__Exercise brief__
Read the lines below. Copy out any that hold the string "defines".

(Collected data entries)
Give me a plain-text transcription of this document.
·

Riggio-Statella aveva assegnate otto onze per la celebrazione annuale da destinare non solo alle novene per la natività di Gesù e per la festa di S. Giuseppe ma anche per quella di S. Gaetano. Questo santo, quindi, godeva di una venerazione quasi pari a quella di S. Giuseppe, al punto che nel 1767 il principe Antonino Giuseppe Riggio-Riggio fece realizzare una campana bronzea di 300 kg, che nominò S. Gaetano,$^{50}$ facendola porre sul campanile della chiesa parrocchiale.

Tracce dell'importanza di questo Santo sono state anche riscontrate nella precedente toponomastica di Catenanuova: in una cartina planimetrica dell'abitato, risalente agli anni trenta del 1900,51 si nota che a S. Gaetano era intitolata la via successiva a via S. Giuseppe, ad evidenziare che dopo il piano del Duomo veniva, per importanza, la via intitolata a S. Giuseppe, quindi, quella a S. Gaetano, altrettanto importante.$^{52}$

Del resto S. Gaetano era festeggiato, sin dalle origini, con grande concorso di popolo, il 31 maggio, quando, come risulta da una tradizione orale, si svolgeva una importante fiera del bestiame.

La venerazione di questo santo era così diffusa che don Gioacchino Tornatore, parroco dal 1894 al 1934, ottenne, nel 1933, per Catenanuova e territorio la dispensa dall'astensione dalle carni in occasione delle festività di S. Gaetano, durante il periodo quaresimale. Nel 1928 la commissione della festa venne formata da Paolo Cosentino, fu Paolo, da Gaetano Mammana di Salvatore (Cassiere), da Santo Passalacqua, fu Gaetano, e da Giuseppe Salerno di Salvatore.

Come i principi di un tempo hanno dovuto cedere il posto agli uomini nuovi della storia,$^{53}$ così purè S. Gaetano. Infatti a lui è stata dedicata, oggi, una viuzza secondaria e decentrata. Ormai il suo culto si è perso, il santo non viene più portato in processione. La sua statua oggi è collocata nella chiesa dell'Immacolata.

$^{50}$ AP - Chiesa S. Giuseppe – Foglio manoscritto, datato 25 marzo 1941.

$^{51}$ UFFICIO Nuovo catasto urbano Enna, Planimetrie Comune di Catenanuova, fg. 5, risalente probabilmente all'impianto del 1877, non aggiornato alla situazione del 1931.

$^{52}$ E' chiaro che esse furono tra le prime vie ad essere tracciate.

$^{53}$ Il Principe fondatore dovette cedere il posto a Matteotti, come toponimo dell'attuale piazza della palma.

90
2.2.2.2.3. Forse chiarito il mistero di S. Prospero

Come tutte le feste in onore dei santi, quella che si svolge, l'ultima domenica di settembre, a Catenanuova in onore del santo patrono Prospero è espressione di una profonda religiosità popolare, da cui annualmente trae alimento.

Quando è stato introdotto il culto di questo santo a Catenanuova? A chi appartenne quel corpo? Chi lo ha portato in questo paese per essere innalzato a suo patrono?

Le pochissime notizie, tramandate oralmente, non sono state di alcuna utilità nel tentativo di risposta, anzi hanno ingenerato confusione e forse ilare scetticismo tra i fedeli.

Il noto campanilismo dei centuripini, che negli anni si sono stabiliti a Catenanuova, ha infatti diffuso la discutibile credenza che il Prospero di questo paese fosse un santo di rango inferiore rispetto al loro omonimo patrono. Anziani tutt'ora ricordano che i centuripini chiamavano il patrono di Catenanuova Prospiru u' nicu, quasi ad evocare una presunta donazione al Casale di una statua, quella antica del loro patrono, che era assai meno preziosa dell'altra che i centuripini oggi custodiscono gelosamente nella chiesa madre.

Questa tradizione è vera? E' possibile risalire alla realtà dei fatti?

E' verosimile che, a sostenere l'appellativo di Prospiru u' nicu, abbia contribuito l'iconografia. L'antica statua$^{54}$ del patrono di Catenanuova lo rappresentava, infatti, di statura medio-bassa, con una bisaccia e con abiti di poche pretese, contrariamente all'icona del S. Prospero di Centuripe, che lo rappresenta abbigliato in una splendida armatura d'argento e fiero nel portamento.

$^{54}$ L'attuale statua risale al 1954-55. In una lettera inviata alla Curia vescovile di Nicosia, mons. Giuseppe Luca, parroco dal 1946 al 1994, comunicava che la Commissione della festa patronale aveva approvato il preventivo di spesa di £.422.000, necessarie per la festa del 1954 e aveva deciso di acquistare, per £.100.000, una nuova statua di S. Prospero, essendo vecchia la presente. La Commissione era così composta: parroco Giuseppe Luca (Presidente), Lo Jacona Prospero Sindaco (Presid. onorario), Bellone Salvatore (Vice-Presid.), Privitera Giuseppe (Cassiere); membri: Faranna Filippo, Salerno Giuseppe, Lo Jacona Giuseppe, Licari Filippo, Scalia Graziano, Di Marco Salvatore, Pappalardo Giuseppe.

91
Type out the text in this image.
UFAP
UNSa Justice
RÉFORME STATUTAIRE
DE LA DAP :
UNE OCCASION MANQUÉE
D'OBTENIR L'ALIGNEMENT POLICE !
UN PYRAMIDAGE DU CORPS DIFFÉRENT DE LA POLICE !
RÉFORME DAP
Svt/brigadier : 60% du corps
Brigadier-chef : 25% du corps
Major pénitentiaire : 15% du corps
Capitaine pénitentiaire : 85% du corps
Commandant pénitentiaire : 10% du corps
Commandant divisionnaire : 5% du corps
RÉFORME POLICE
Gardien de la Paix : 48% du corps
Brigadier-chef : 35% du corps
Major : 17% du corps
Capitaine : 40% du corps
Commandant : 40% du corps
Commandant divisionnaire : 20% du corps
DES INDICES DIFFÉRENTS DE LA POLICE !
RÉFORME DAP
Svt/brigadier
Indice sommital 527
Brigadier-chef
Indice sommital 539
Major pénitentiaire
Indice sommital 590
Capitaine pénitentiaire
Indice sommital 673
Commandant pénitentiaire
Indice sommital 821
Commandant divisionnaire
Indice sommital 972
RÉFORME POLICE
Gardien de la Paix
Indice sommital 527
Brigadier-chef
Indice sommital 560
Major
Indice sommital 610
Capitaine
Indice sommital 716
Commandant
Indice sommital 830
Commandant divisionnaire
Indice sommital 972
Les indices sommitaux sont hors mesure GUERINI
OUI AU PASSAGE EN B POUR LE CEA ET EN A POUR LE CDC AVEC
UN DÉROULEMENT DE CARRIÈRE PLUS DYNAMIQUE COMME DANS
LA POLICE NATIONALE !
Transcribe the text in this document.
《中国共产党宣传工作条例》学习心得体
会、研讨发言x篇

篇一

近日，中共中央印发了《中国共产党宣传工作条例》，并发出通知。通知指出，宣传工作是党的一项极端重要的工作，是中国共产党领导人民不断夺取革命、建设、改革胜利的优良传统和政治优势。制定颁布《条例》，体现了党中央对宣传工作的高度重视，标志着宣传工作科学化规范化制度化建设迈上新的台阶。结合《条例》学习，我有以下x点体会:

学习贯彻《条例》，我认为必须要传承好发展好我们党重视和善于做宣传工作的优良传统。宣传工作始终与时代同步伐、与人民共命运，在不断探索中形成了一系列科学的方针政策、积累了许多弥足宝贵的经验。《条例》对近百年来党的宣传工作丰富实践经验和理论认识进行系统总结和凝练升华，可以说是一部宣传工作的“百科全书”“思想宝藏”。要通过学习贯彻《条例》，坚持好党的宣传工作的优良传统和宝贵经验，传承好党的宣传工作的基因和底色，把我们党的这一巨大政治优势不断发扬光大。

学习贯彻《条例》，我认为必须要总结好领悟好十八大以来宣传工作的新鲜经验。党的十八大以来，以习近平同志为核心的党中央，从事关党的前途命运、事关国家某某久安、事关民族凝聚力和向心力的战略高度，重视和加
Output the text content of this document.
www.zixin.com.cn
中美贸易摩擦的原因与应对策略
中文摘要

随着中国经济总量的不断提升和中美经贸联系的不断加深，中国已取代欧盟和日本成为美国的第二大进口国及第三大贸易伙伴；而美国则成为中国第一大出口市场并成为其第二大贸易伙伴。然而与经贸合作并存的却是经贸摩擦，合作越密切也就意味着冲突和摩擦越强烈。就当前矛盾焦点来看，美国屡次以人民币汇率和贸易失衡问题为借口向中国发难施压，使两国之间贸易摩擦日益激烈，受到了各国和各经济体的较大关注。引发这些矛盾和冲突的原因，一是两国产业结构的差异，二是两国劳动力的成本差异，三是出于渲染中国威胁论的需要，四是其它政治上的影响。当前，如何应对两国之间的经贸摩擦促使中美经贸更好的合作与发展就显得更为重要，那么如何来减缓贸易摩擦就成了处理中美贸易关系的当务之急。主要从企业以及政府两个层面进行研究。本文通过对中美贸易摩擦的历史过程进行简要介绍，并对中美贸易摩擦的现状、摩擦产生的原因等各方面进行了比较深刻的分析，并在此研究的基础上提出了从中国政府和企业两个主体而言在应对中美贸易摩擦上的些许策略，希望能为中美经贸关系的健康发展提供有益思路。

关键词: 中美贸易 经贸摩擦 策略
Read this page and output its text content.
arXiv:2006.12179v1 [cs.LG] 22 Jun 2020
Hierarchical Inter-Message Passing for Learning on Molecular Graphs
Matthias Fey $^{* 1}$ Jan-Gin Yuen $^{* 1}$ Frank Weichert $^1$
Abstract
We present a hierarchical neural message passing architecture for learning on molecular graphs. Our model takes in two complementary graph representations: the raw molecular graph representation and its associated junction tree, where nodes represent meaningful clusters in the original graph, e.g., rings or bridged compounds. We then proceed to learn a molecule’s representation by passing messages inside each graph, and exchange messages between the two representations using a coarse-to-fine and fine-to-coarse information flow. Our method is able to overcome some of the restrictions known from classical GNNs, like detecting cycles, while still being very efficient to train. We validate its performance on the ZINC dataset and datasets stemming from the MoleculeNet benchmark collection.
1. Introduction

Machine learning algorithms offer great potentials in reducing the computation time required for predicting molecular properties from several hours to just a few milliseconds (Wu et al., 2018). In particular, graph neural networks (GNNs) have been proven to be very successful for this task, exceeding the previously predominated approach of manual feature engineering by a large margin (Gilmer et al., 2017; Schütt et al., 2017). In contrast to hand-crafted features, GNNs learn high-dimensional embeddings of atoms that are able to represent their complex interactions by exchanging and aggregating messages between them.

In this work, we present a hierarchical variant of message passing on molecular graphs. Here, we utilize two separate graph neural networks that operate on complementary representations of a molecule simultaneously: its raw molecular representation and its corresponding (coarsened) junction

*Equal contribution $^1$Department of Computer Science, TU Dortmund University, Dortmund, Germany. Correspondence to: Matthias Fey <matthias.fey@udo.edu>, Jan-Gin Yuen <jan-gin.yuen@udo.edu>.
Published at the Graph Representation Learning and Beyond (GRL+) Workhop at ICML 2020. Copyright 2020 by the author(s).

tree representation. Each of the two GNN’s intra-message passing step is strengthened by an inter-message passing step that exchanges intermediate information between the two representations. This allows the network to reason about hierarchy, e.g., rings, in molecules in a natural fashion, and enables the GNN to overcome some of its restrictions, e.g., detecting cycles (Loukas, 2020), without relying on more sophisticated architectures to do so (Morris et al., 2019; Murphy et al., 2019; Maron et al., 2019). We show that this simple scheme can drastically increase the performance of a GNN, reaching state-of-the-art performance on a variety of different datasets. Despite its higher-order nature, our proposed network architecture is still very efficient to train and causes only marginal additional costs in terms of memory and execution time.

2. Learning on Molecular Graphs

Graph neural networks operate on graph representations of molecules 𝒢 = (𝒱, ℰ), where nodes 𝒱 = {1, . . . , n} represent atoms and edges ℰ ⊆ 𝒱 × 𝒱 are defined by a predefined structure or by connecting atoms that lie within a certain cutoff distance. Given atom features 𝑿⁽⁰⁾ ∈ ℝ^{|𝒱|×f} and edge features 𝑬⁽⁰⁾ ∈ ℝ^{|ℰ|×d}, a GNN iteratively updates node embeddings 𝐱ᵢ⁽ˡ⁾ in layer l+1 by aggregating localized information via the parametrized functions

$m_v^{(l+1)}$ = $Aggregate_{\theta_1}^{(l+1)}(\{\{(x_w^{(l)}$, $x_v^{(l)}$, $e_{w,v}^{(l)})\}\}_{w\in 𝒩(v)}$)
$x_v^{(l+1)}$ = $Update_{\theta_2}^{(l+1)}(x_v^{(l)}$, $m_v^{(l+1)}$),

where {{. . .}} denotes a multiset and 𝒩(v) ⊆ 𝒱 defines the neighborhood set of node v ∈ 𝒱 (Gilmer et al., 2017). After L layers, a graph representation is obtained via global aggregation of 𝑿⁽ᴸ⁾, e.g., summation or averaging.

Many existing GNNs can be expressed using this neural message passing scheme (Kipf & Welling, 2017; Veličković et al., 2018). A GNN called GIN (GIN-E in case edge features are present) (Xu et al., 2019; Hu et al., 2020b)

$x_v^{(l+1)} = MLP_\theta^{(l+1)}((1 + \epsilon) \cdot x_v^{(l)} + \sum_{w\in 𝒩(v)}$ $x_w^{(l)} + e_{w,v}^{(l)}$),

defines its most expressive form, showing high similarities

__The output__
where {{. . .}} denotes a multiset and 𝒩(v) ⊆ 𝒱 defines the neighborhood set of node v ∈ 𝒱 (Gilmer et al., 2017). After L layers, a graph representation is obtained via global aggregation of 𝑿⁽ᴸ⁾, e.g., summation or averaging.
defines its most expressive form, showing high similarities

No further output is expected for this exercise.